§ Work required
Update the records by replacing each "Wi-Fi" with "WLAN" and keeping every other character as it is. Omit the pictures from your answer.

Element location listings

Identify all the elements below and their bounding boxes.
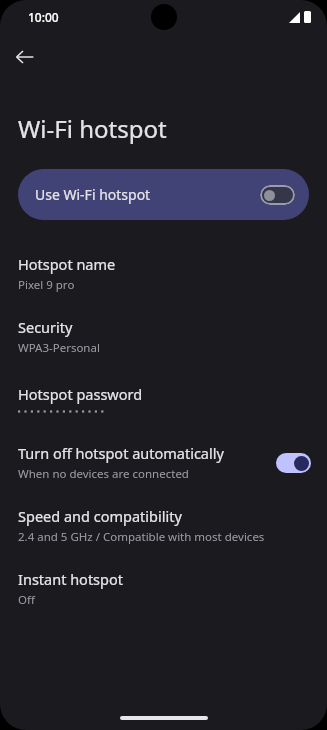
button[interactable]: Back bbox=[8, 40, 42, 74]
button[interactable]: Toggle on bbox=[276, 453, 311, 473]
staticText: Speed and compatibility bbox=[18, 506, 182, 526]
button[interactable]: Turn off hotspot automatically bbox=[0, 431, 327, 494]
button[interactable]: Toggle off bbox=[260, 185, 295, 205]
staticText: Wi-Fi hotspot bbox=[18, 112, 167, 145]
staticText: 2.4 and 5 GHz / Compatible with most dev… bbox=[18, 529, 265, 545]
staticText: WPA3-Personal bbox=[18, 340, 100, 356]
staticText: Off bbox=[18, 592, 35, 608]
button[interactable]: Security bbox=[0, 305, 327, 368]
button[interactable]: Use Wi-Fi hotspot bbox=[18, 169, 309, 220]
staticText: Hotspot password bbox=[18, 384, 143, 404]
button[interactable]: Speed and compatibility bbox=[0, 494, 327, 557]
staticText: Use Wi-Fi hotspot bbox=[35, 185, 260, 204]
button[interactable]: Instant hotspot bbox=[0, 557, 327, 620]
staticText: Turn off hotspot automatically bbox=[18, 443, 224, 463]
staticText: Pixel 9 pro bbox=[18, 277, 75, 293]
staticText: Security bbox=[18, 317, 73, 337]
button[interactable]: Hotspot name bbox=[0, 242, 327, 305]
staticText: When no devices are connected bbox=[18, 466, 189, 482]
staticText: Instant hotspot bbox=[18, 569, 123, 589]
staticText: 10:00 bbox=[28, 9, 59, 25]
button[interactable]: Hotspot password bbox=[0, 368, 327, 431]
staticText: Hotspot name bbox=[18, 254, 116, 274]
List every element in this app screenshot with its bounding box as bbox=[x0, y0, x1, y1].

§ In response
Identify all the elements below and their bounding boxes.
button[interactable]: Back bbox=[8, 40, 42, 74]
button[interactable]: Toggle on bbox=[276, 453, 311, 473]
staticText: Speed and compatibility bbox=[18, 506, 182, 526]
button[interactable]: Turn off hotspot automatically bbox=[0, 431, 327, 494]
button[interactable]: Toggle off bbox=[260, 185, 295, 205]
staticText: WLAN hotspot bbox=[18, 112, 167, 145]
staticText: 2.4 and 5 GHz / Compatible with most dev… bbox=[18, 529, 265, 545]
staticText: WPA3-Personal bbox=[18, 340, 100, 356]
staticText: Off bbox=[18, 592, 35, 608]
button[interactable]: Security bbox=[0, 305, 327, 368]
button[interactable]: Use WLAN hotspot bbox=[18, 169, 309, 220]
staticText: Hotspot password bbox=[18, 384, 143, 404]
button[interactable]: Speed and compatibility bbox=[0, 494, 327, 557]
staticText: Use WLAN hotspot bbox=[35, 185, 260, 204]
button[interactable]: Instant hotspot bbox=[0, 557, 327, 620]
staticText: Turn off hotspot automatically bbox=[18, 443, 224, 463]
staticText: Pixel 9 pro bbox=[18, 277, 75, 293]
staticText: Security bbox=[18, 317, 73, 337]
button[interactable]: Hotspot name bbox=[0, 242, 327, 305]
staticText: When no devices are connected bbox=[18, 466, 189, 482]
staticText: Instant hotspot bbox=[18, 569, 123, 589]
staticText: 10:00 bbox=[28, 9, 59, 25]
button[interactable]: Hotspot password bbox=[0, 368, 327, 431]
staticText: Hotspot name bbox=[18, 254, 116, 274]
List every element in this app screenshot with its bounding box as bbox=[x0, y0, x1, y1].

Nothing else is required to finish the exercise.